━━━ RECORDS

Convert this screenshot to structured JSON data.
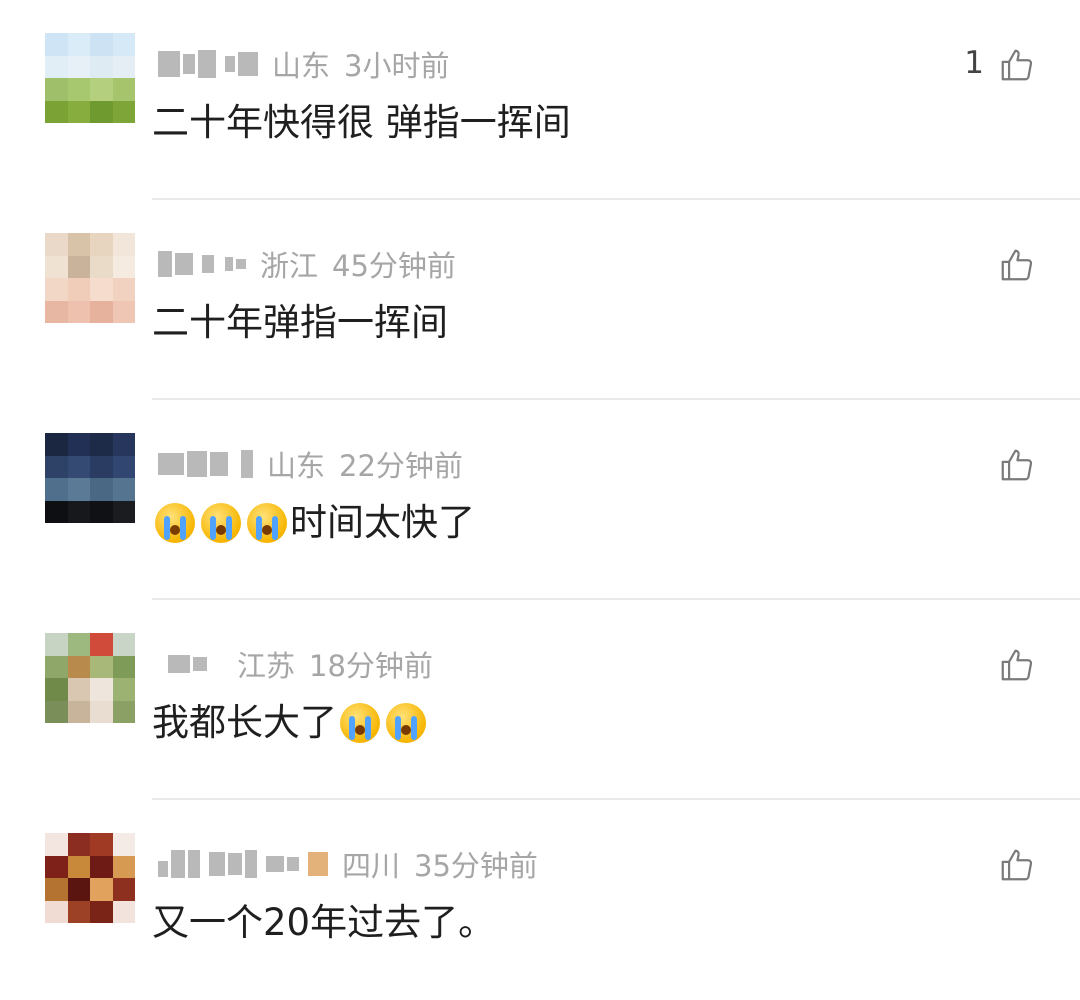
{
  "comments": [
    {
      "location": "山东",
      "time": "3小时前",
      "text": "二十年快得很 弹指一挥间",
      "like_count": "1",
      "emoji_count": 0
    },
    {
      "location": "浙江",
      "time": "45分钟前",
      "text": "二十年弹指一挥间",
      "like_count": "",
      "emoji_count": 0
    },
    {
      "location": "山东",
      "time": "22分钟前",
      "text": "时间太快了",
      "like_count": "",
      "emoji_count": 3,
      "emoji_position": "before"
    },
    {
      "location": "江苏",
      "time": "18分钟前",
      "text": "我都长大了",
      "like_count": "",
      "emoji_count": 2,
      "emoji_position": "after"
    },
    {
      "location": "四川",
      "time": "35分钟前",
      "text": "又一个20年过去了。",
      "like_count": "",
      "emoji_count": 0
    }
  ],
  "icons": {
    "like": "thumbs-up-icon",
    "emoji": "crying-face-icon"
  },
  "colors": {
    "meta_text": "#a6a6a6",
    "comment_text": "#1f1f1f",
    "divider": "#e9e9e9"
  }
}
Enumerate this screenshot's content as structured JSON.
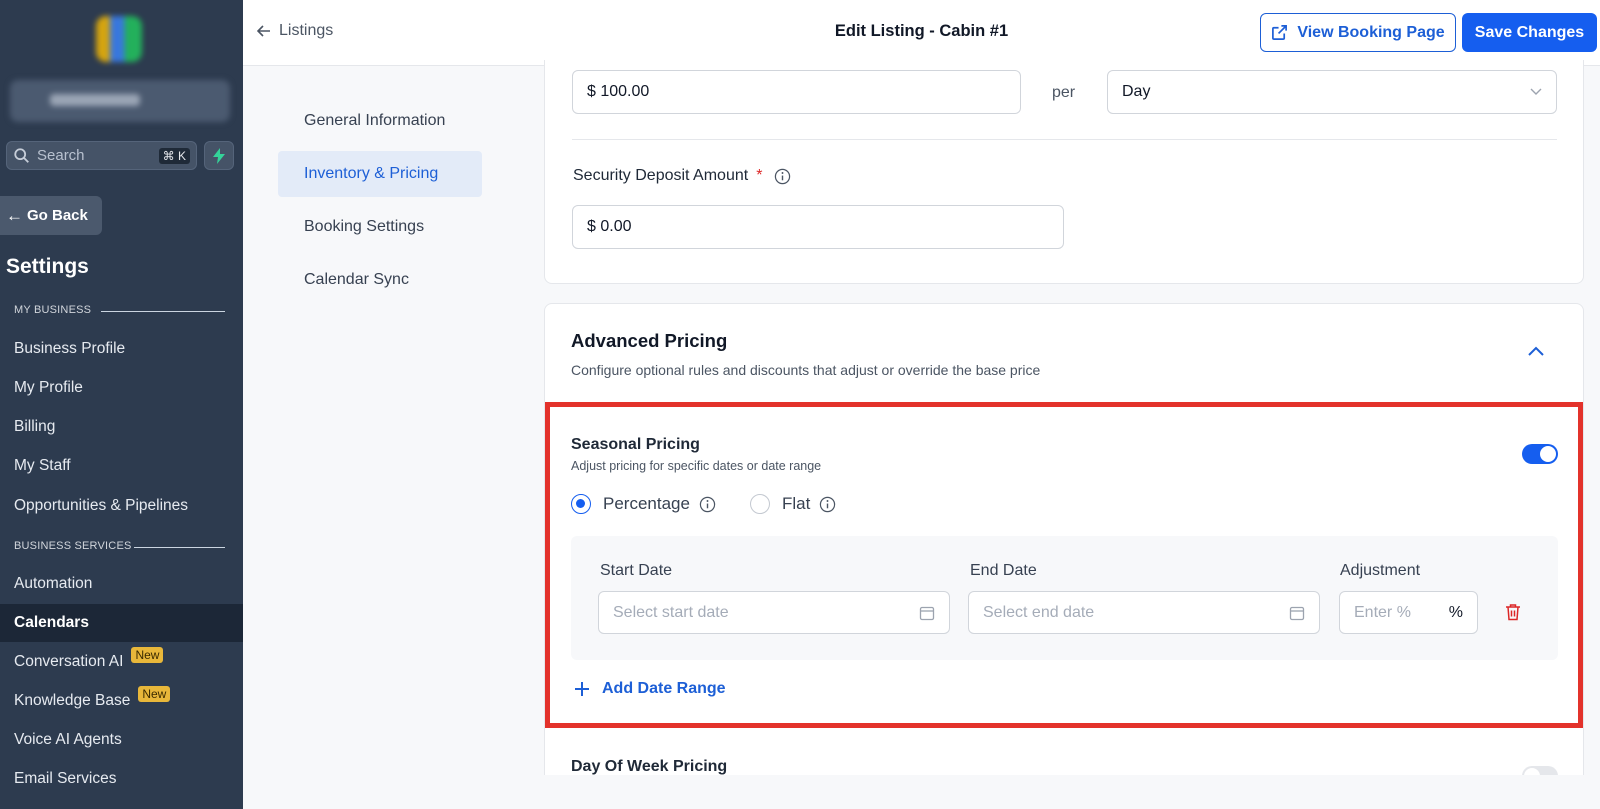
{
  "sidebar": {
    "search_placeholder": "Search",
    "search_shortcut": "⌘ K",
    "go_back": "Go Back",
    "settings_title": "Settings",
    "section_my_business": "MY BUSINESS",
    "section_business_services": "BUSINESS SERVICES",
    "items": [
      {
        "label": "Business Profile"
      },
      {
        "label": "My Profile"
      },
      {
        "label": "Billing"
      },
      {
        "label": "My Staff"
      },
      {
        "label": "Opportunities & Pipelines"
      },
      {
        "label": "Automation"
      },
      {
        "label": "Calendars"
      },
      {
        "label": "Conversation AI",
        "badge": "New"
      },
      {
        "label": "Knowledge Base",
        "badge": "New"
      },
      {
        "label": "Voice AI Agents"
      },
      {
        "label": "Email Services"
      }
    ],
    "active_item": "Calendars",
    "accent_color": "#2d3b4f"
  },
  "header": {
    "breadcrumb": "Listings",
    "title": "Edit Listing - Cabin #1",
    "view_booking_label": "View Booking Page",
    "save_label": "Save Changes"
  },
  "subnav": {
    "items": [
      {
        "label": "General Information"
      },
      {
        "label": "Inventory & Pricing"
      },
      {
        "label": "Booking Settings"
      },
      {
        "label": "Calendar Sync"
      }
    ],
    "active_item": "Inventory & Pricing"
  },
  "pricing": {
    "base_price": "$ 100.00",
    "per_label": "per",
    "per_unit": "Day",
    "security_deposit_label": "Security Deposit Amount",
    "required_mark": "*",
    "security_deposit_value": "$ 0.00"
  },
  "advanced": {
    "title": "Advanced Pricing",
    "description": "Configure optional rules and discounts that adjust or override the base price",
    "seasonal": {
      "title": "Seasonal Pricing",
      "description": "Adjust pricing for specific dates or date range",
      "enabled": true,
      "option_percentage": "Percentage",
      "option_flat": "Flat",
      "selected_option": "Percentage",
      "start_date_label": "Start Date",
      "end_date_label": "End Date",
      "adjustment_label": "Adjustment",
      "start_placeholder": "Select start date",
      "end_placeholder": "Select end date",
      "adjustment_placeholder": "Enter %",
      "adjustment_unit": "%",
      "add_range_label": "Add Date Range"
    },
    "day_of_week": {
      "title": "Day Of Week Pricing",
      "enabled": false
    }
  },
  "colors": {
    "primary": "#155eef",
    "highlight_border": "#e3322b",
    "delete_red": "#dc2626",
    "badge_new": "#e8b73a"
  }
}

━━━━━━

WRITTEN EXERCISE: Provide only the count of lines in the data above that include the string "this".

REPLY: 2